■ **TASK OBJECTIVE**
Without the pictures, return each record as it appears.
-------- GIVEN RECORDS
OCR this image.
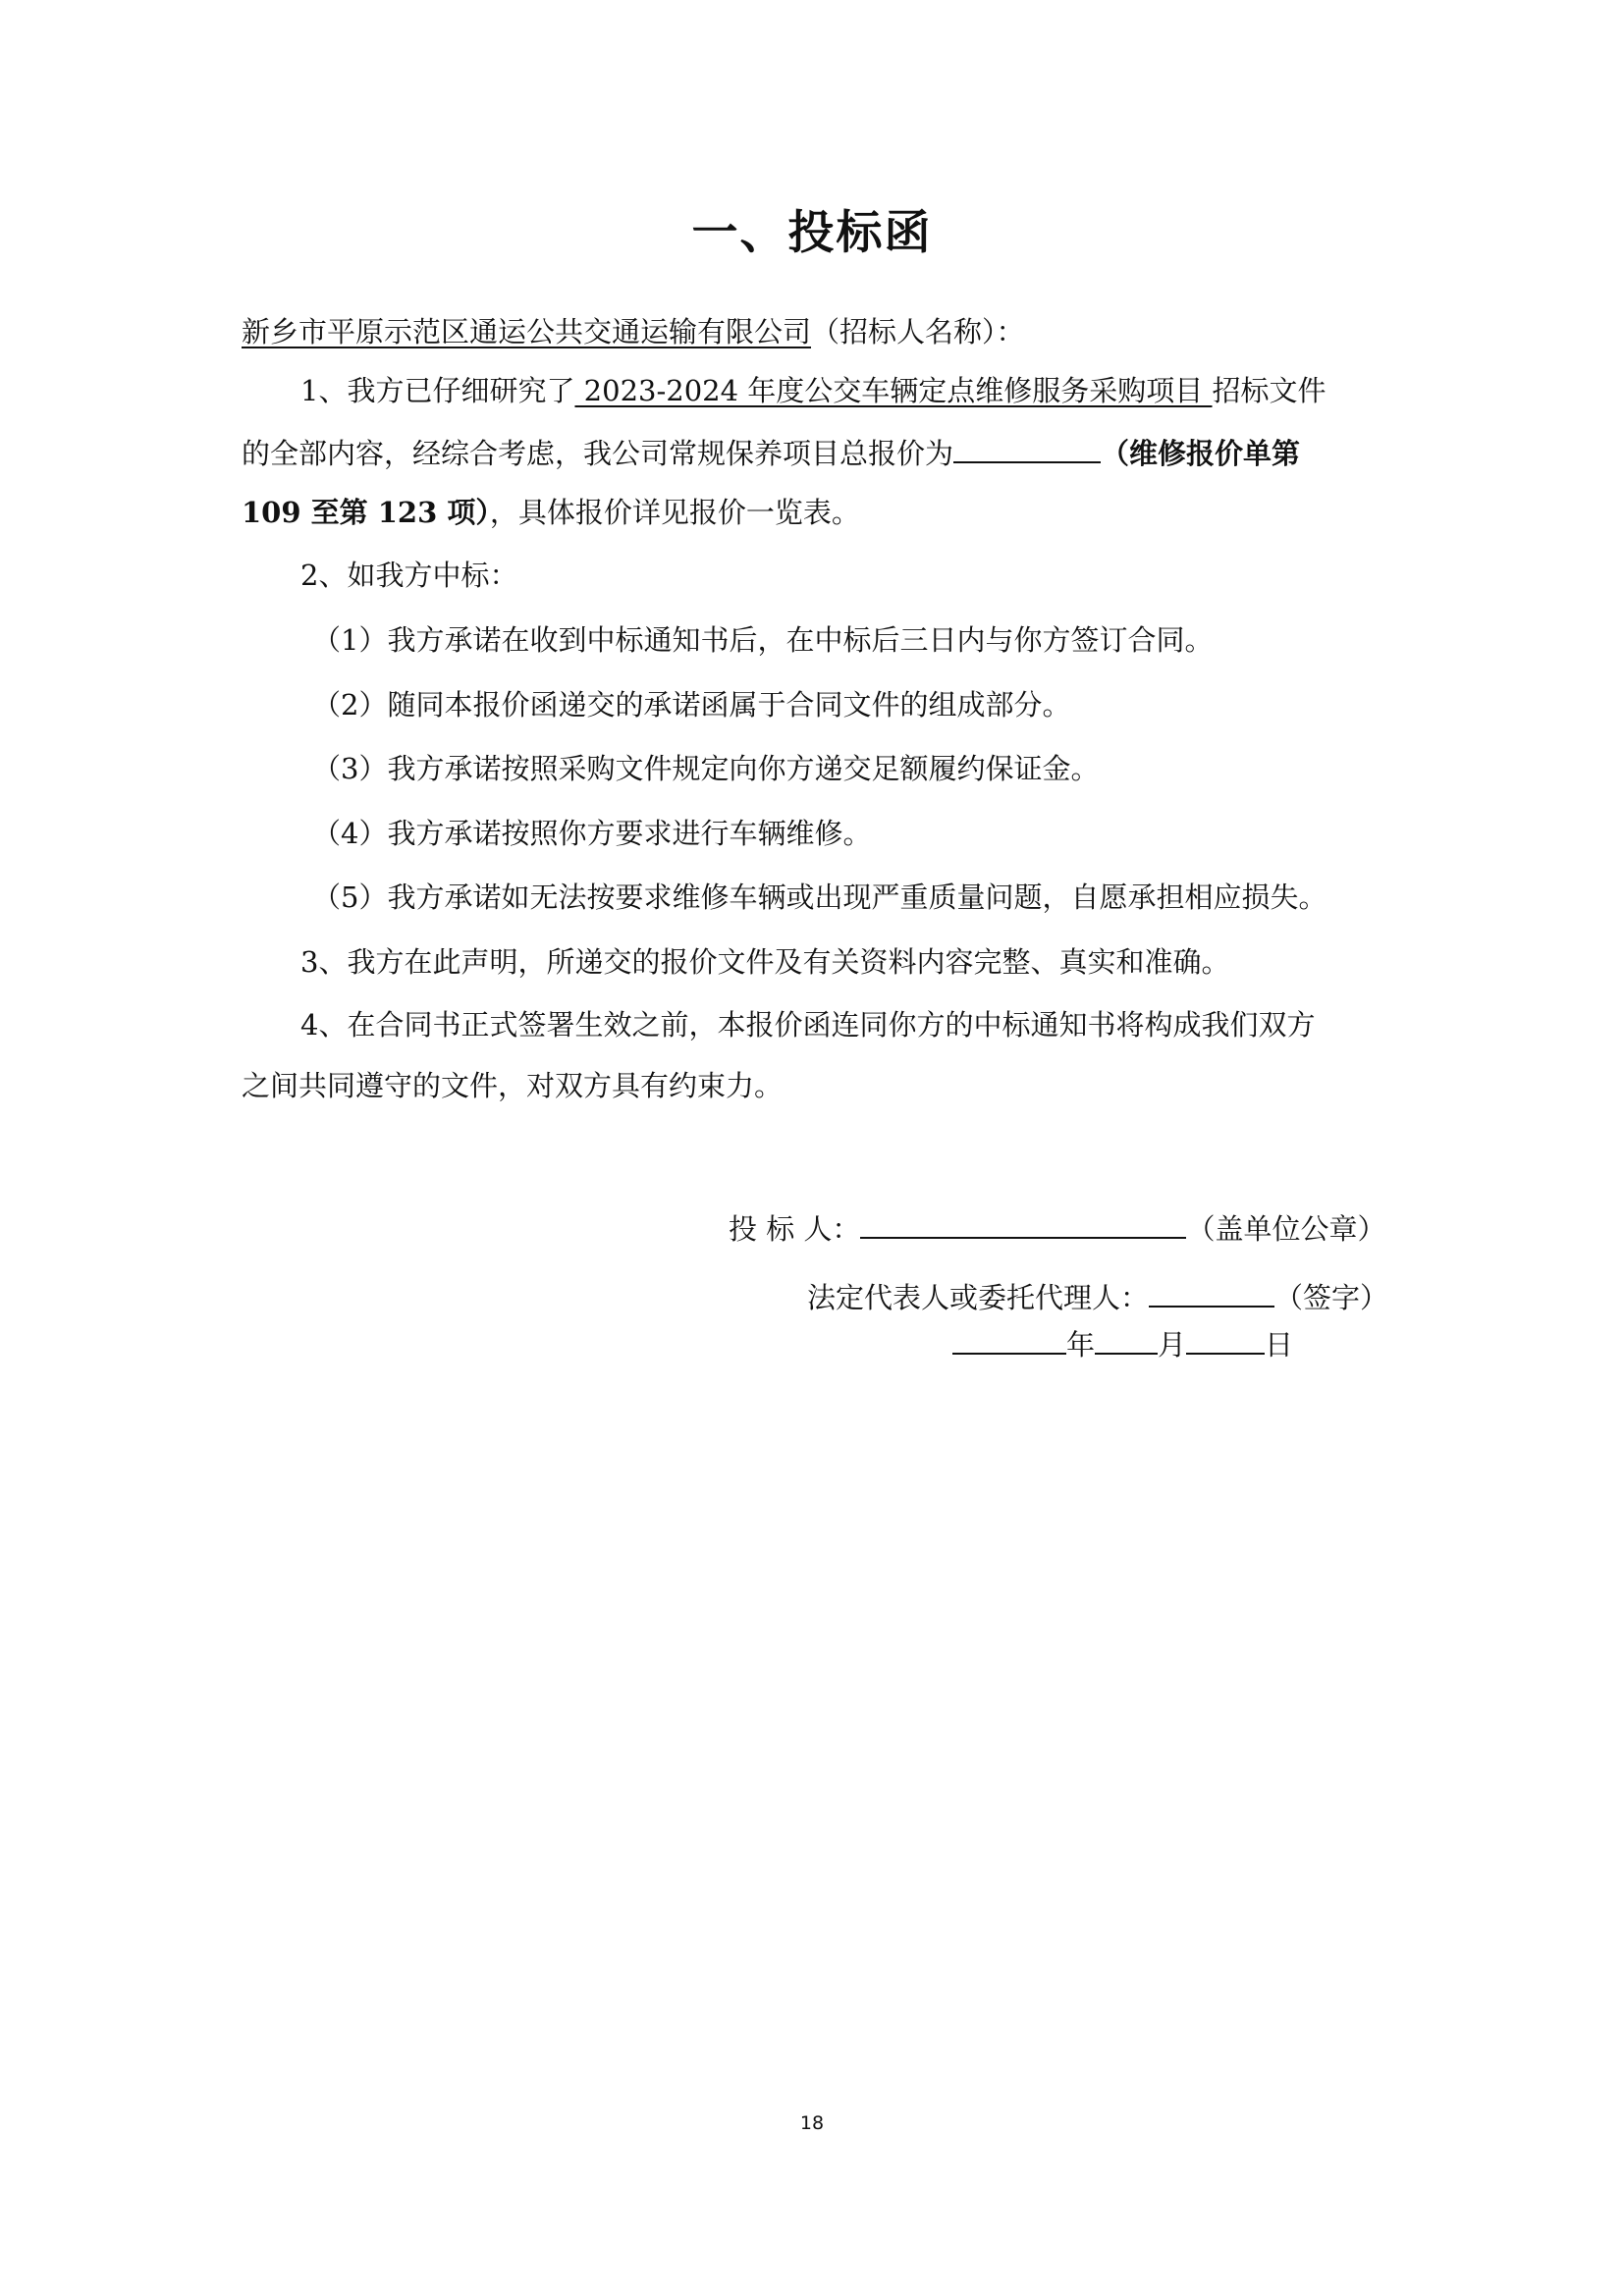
一、投标函
新乡市平原示范区通运公共交通运输有限公司（招标人名称）：
1、我方已仔细研究了 2023-2024 年度公交车辆定点维修服务采购项目 招标文件
的全部内容，经综合考虑，我公司常规保养项目总报价为	（维修报价单第
109 至第 123 项），具体报价详见报价一览表。
2、如我方中标：
（1）我方承诺在收到中标通知书后，在中标后三日内与你方签订合同。
（2）随同本报价函递交的承诺函属于合同文件的组成部分。
（3）我方承诺按照采购文件规定向你方递交足额履约保证金。
（4）我方承诺按照你方要求进行车辆维修。
（5）我方承诺如无法按要求维修车辆或出现严重质量问题，自愿承担相应损失。
3、我方在此声明，所递交的报价文件及有关资料内容完整、真实和准确。
4、在合同书正式签署生效之前，本报价函连同你方的中标通知书将构成我们双方
之间共同遵守的文件，对双方具有约束力。
投 标 人：	（盖单位公章）
法定代表人或委托代理人：	（签字）
年 月	日
18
----------------
■ **ANSWER TO THE EXERCISE**
OCR this image.
一、投标函
新乡市平原示范区通运公共交通运输有限公司（招标人名称）：
1、我方已仔细研究了 2023-2024 年度公交车辆定点维修服务采购项目 招标文件
的全部内容，经综合考虑，我公司常规保养项目总报价为	（维修报价单第
109 至第 123 项），具体报价详见报价一览表。
2、如我方中标：
（1）我方承诺在收到中标通知书后，在中标后三日内与你方签订合同。
（2）随同本报价函递交的承诺函属于合同文件的组成部分。
（3）我方承诺按照采购文件规定向你方递交足额履约保证金。
（4）我方承诺按照你方要求进行车辆维修。
（5）我方承诺如无法按要求维修车辆或出现严重质量问题，自愿承担相应损失。
3、我方在此声明，所递交的报价文件及有关资料内容完整、真实和准确。
4、在合同书正式签署生效之前，本报价函连同你方的中标通知书将构成我们双方
之间共同遵守的文件，对双方具有约束力。
投 标 人：	（盖单位公章）
法定代表人或委托代理人：	（签字）
年 月	日
18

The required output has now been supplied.